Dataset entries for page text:
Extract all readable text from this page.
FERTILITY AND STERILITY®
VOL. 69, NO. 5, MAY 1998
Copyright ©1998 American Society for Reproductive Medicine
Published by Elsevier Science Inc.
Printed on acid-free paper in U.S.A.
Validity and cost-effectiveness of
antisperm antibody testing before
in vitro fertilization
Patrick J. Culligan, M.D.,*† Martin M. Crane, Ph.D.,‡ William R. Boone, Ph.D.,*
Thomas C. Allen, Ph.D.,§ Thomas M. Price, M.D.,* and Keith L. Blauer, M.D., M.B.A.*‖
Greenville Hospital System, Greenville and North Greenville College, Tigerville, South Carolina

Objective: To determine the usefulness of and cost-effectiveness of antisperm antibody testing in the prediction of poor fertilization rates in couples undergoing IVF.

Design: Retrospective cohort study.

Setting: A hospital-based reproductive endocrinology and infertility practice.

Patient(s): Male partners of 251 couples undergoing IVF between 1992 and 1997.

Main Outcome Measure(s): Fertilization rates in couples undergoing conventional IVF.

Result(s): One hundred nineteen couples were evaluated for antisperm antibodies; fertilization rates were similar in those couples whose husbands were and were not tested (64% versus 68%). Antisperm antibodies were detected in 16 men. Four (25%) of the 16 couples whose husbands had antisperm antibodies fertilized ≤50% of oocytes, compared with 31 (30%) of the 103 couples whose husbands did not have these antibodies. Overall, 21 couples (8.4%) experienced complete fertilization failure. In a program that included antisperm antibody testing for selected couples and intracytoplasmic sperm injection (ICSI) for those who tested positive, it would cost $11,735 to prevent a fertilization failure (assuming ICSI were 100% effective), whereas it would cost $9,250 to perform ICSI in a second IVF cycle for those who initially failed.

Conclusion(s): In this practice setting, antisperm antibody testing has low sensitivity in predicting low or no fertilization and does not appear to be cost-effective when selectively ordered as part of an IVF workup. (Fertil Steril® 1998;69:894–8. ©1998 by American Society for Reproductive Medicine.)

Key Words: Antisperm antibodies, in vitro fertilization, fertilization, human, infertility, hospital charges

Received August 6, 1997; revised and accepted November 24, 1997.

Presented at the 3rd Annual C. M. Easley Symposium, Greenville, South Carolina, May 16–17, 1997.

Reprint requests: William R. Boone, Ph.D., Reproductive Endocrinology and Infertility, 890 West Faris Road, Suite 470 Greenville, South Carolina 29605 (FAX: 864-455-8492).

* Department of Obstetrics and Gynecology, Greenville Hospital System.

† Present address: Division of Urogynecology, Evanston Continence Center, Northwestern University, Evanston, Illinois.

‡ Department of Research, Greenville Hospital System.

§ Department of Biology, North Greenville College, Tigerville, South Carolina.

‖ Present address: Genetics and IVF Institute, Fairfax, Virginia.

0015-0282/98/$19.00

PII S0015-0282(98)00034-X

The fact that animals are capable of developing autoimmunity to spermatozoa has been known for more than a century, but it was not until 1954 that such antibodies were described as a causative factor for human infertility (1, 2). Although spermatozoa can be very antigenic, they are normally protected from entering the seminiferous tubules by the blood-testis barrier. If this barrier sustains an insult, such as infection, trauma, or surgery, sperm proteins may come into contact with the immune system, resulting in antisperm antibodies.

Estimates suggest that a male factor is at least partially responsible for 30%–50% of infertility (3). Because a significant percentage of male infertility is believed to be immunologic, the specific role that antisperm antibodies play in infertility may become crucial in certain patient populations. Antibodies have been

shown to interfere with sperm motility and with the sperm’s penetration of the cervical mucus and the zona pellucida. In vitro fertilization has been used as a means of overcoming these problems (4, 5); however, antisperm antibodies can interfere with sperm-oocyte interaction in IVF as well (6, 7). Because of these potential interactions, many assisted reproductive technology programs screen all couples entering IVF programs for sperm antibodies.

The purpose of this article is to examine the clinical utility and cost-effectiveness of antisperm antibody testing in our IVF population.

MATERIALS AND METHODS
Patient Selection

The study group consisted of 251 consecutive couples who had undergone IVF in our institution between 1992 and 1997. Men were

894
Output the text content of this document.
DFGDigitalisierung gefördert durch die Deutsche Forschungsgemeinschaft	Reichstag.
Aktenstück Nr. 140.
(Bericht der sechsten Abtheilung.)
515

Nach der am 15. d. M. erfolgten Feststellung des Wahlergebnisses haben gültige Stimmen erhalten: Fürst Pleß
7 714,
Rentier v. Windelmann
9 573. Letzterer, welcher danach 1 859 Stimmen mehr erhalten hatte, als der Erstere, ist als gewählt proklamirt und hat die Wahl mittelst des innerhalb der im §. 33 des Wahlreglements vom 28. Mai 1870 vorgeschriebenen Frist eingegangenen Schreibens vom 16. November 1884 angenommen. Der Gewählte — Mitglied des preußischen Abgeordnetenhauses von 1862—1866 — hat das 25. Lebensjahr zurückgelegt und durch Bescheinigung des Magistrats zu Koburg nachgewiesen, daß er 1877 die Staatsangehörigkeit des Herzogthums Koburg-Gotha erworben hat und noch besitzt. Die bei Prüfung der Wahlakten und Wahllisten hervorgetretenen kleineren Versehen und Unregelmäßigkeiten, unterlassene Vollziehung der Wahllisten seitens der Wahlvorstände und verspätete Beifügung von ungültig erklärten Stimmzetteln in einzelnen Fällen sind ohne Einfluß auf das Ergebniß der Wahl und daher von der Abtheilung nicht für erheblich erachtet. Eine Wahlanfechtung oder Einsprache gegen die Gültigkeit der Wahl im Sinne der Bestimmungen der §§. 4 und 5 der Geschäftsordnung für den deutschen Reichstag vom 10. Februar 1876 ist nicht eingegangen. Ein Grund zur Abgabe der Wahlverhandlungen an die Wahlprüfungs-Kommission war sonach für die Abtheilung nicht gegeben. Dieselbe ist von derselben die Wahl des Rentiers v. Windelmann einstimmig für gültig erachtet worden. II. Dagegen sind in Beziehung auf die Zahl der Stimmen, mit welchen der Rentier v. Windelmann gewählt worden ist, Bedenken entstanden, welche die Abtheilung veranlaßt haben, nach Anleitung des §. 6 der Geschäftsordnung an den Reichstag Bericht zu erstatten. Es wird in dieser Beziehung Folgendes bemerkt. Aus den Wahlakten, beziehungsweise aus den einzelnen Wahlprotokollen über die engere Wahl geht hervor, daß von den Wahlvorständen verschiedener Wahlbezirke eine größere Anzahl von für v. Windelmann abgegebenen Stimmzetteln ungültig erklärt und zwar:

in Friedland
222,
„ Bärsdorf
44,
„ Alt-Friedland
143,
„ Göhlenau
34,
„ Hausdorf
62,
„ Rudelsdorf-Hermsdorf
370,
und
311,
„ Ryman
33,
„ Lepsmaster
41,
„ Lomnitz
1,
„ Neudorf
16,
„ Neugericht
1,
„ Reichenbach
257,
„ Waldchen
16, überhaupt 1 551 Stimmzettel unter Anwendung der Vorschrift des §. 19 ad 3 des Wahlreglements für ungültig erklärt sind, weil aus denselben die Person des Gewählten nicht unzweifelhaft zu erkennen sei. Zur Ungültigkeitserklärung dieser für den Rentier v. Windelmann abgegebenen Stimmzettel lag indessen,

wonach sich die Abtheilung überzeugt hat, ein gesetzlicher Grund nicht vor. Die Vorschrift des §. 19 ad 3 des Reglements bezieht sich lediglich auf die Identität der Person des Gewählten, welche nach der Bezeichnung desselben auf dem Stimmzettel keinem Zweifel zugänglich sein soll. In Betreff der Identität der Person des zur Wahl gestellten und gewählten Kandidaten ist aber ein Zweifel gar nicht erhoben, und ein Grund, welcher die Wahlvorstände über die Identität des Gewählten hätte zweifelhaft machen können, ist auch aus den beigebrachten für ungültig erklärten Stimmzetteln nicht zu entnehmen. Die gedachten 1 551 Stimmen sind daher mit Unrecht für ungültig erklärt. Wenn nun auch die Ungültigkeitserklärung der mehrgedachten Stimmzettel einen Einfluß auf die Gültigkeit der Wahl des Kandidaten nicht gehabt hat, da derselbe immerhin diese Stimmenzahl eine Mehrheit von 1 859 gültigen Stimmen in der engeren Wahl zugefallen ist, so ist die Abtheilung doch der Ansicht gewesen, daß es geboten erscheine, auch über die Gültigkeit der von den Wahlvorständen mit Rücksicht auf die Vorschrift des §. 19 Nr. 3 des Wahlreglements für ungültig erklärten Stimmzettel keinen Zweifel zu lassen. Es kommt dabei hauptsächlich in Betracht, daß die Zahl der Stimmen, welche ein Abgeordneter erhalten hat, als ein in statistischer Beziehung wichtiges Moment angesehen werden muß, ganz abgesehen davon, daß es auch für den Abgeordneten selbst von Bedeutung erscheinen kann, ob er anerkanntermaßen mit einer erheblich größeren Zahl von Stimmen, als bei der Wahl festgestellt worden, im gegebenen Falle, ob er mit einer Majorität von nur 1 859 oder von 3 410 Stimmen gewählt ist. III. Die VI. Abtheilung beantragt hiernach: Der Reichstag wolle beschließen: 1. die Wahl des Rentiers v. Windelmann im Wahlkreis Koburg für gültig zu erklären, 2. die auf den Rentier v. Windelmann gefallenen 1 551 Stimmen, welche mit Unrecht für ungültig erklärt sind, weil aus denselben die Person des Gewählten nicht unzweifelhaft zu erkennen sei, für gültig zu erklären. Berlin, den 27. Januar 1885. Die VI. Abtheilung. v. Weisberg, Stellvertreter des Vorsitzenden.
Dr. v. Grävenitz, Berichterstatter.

Exercise goal: The lines above that hold the string "William" are to be located and copied.

Solution:
Patrick J. Culligan, M.D.,*† Martin M. Crane, Ph.D.,‡ William R. Boone, Ph.D.,*
Reprint requests: William R. Boone, Ph.D., Reproductive Endocrinology and Infertility, 890 West Faris Road, Suite 470 Greenville, South Carolina 29605 (FAX: 864-455-8492).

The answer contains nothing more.